Required work: Present the data once more in exactly its original form.

#### Records for processing

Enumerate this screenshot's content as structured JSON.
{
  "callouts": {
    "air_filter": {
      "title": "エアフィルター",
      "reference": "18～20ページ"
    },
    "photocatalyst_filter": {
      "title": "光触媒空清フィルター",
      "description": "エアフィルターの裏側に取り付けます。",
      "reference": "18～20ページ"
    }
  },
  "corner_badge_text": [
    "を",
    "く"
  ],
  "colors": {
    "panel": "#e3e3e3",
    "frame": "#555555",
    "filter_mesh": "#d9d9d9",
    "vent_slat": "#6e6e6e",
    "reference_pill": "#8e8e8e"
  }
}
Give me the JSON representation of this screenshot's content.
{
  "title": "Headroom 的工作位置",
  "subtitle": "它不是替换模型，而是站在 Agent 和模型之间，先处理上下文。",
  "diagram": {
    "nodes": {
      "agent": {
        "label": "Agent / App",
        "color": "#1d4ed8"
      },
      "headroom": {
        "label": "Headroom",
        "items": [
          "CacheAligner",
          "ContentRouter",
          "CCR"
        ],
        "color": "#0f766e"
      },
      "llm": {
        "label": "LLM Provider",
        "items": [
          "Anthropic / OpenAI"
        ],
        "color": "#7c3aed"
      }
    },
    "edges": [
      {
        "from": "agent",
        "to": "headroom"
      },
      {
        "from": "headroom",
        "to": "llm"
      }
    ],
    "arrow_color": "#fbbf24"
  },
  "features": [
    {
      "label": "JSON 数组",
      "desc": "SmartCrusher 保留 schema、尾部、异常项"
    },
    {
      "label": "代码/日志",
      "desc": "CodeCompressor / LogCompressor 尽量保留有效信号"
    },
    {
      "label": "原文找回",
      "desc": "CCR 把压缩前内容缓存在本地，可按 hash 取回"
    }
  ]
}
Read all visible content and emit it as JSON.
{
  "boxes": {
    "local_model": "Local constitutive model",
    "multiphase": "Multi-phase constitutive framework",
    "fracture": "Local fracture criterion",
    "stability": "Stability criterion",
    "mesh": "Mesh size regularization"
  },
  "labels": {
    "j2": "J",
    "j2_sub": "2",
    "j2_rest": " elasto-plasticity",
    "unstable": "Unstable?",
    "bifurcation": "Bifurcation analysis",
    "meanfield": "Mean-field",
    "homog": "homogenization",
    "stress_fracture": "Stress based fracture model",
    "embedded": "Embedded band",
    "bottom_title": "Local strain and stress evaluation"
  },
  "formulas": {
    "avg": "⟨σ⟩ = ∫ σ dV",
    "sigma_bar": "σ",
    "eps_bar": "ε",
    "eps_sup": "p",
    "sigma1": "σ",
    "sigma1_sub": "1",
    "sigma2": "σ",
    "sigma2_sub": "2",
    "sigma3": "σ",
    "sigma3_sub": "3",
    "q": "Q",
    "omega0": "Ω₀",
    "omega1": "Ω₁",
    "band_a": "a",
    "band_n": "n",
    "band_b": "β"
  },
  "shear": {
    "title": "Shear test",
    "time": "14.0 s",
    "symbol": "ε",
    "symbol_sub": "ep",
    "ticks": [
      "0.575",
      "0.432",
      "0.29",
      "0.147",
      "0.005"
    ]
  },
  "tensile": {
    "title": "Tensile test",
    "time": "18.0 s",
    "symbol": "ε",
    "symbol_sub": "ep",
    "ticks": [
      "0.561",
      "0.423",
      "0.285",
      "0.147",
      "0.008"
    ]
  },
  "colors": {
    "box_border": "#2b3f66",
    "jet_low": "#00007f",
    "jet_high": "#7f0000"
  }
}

########

Answer to this problem:
Enumerate this screenshot's content as structured JSON.
{
  "callouts": {
    "air_filter": {
      "title": "エアフィルター",
      "reference": "18～20ページ"
    },
    "photocatalyst_filter": {
      "title": "光触媒空清フィルター",
      "description": "エアフィルターの裏側に取り付けます。",
      "reference": "18～20ページ"
    }
  },
  "corner_badge_text": [
    "を",
    "く"
  ],
  "colors": {
    "panel": "#e3e3e3",
    "frame": "#555555",
    "filter_mesh": "#d9d9d9",
    "vent_slat": "#6e6e6e",
    "reference_pill": "#8e8e8e"
  }
}
Give me the JSON representation of this screenshot's content.
{
  "title": "Headroom 的工作位置",
  "subtitle": "它不是替换模型，而是站在 Agent 和模型之间，先处理上下文。",
  "diagram": {
    "nodes": {
      "agent": {
        "label": "Agent / App",
        "color": "#1d4ed8"
      },
      "headroom": {
        "label": "Headroom",
        "items": [
          "CacheAligner",
          "ContentRouter",
          "CCR"
        ],
        "color": "#0f766e"
      },
      "llm": {
        "label": "LLM Provider",
        "items": [
          "Anthropic / OpenAI"
        ],
        "color": "#7c3aed"
      }
    },
    "edges": [
      {
        "from": "agent",
        "to": "headroom"
      },
      {
        "from": "headroom",
        "to": "llm"
      }
    ],
    "arrow_color": "#fbbf24"
  },
  "features": [
    {
      "label": "JSON 数组",
      "desc": "SmartCrusher 保留 schema、尾部、异常项"
    },
    {
      "label": "代码/日志",
      "desc": "CodeCompressor / LogCompressor 尽量保留有效信号"
    },
    {
      "label": "原文找回",
      "desc": "CCR 把压缩前内容缓存在本地，可按 hash 取回"
    }
  ]
}
Read all visible content and emit it as JSON.
{
  "boxes": {
    "local_model": "Local constitutive model",
    "multiphase": "Multi-phase constitutive framework",
    "fracture": "Local fracture criterion",
    "stability": "Stability criterion",
    "mesh": "Mesh size regularization"
  },
  "labels": {
    "j2": "J",
    "j2_sub": "2",
    "j2_rest": " elasto-plasticity",
    "unstable": "Unstable?",
    "bifurcation": "Bifurcation analysis",
    "meanfield": "Mean-field",
    "homog": "homogenization",
    "stress_fracture": "Stress based fracture model",
    "embedded": "Embedded band",
    "bottom_title": "Local strain and stress evaluation"
  },
  "formulas": {
    "avg": "⟨σ⟩ = ∫ σ dV",
    "sigma_bar": "σ",
    "eps_bar": "ε",
    "eps_sup": "p",
    "sigma1": "σ",
    "sigma1_sub": "1",
    "sigma2": "σ",
    "sigma2_sub": "2",
    "sigma3": "σ",
    "sigma3_sub": "3",
    "q": "Q",
    "omega0": "Ω₀",
    "omega1": "Ω₁",
    "band_a": "a",
    "band_n": "n",
    "band_b": "β"
  },
  "shear": {
    "title": "Shear test",
    "time": "14.0 s",
    "symbol": "ε",
    "symbol_sub": "ep",
    "ticks": [
      "0.575",
      "0.432",
      "0.29",
      "0.147",
      "0.005"
    ]
  },
  "tensile": {
    "title": "Tensile test",
    "time": "18.0 s",
    "symbol": "ε",
    "symbol_sub": "ep",
    "ticks": [
      "0.561",
      "0.423",
      "0.285",
      "0.147",
      "0.008"
    ]
  },
  "colors": {
    "box_border": "#2b3f66",
    "jet_low": "#00007f",
    "jet_high": "#7f0000"
  }
}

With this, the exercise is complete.